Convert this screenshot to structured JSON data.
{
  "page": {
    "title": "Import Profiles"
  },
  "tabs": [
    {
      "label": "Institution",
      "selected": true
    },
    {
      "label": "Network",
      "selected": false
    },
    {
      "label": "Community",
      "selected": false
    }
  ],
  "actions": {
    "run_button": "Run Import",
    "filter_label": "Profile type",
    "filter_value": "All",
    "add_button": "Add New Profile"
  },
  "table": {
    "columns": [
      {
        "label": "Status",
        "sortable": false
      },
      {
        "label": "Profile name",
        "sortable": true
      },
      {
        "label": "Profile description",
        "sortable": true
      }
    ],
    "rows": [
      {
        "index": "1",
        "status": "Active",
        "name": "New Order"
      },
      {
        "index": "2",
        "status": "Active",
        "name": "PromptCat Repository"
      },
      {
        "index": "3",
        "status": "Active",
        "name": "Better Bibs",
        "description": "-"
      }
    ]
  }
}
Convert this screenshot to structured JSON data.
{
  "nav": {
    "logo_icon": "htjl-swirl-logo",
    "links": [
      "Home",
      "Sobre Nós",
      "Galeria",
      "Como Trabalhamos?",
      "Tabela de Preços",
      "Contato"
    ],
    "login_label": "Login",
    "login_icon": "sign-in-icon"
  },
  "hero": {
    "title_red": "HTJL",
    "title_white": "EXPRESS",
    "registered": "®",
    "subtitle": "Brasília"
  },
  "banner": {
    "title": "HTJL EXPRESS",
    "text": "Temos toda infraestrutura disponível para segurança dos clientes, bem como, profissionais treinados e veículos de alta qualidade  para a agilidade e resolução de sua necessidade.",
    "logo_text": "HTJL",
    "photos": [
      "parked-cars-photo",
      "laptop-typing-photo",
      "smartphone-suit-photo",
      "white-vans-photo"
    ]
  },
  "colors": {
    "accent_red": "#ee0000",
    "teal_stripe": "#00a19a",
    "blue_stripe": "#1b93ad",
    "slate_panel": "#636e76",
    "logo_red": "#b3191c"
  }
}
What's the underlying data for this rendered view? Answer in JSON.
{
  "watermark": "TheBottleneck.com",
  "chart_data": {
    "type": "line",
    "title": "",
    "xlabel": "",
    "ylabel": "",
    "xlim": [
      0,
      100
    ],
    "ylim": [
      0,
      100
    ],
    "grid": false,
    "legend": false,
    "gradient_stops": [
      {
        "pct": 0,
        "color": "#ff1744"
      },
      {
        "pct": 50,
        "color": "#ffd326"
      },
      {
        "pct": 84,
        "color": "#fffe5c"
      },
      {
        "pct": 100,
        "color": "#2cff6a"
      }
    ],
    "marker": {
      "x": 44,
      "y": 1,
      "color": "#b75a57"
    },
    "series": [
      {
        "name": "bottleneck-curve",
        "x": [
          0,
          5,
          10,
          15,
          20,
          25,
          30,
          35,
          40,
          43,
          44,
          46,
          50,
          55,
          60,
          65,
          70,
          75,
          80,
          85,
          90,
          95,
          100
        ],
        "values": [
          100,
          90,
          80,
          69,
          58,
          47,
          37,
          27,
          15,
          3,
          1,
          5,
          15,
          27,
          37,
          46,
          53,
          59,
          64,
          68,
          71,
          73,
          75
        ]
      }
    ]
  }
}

## What this task involves
Take the line that contains "What's the underlying" and every line after it through the end of the listing above, and repeat them exactly.

## Exercise answer
What's the underlying data for this rendered view? Answer in JSON.
{
  "watermark": "TheBottleneck.com",
  "chart_data": {
    "type": "line",
    "title": "",
    "xlabel": "",
    "ylabel": "",
    "xlim": [
      0,
      100
    ],
    "ylim": [
      0,
      100
    ],
    "grid": false,
    "legend": false,
    "gradient_stops": [
      {
        "pct": 0,
        "color": "#ff1744"
      },
      {
        "pct": 50,
        "color": "#ffd326"
      },
      {
        "pct": 84,
        "color": "#fffe5c"
      },
      {
        "pct": 100,
        "color": "#2cff6a"
      }
    ],
    "marker": {
      "x": 44,
      "y": 1,
      "color": "#b75a57"
    },
    "series": [
      {
        "name": "bottleneck-curve",
        "x": [
          0,
          5,
          10,
          15,
          20,
          25,
          30,
          35,
          40,
          43,
          44,
          46,
          50,
          55,
          60,
          65,
          70,
          75,
          80,
          85,
          90,
          95,
          100
        ],
        "values": [
          100,
          90,
          80,
          69,
          58,
          47,
          37,
          27,
          15,
          3,
          1,
          5,
          15,
          27,
          37,
          46,
          53,
          59,
          64,
          68,
          71,
          73,
          75
        ]
      }
    ]
  }
}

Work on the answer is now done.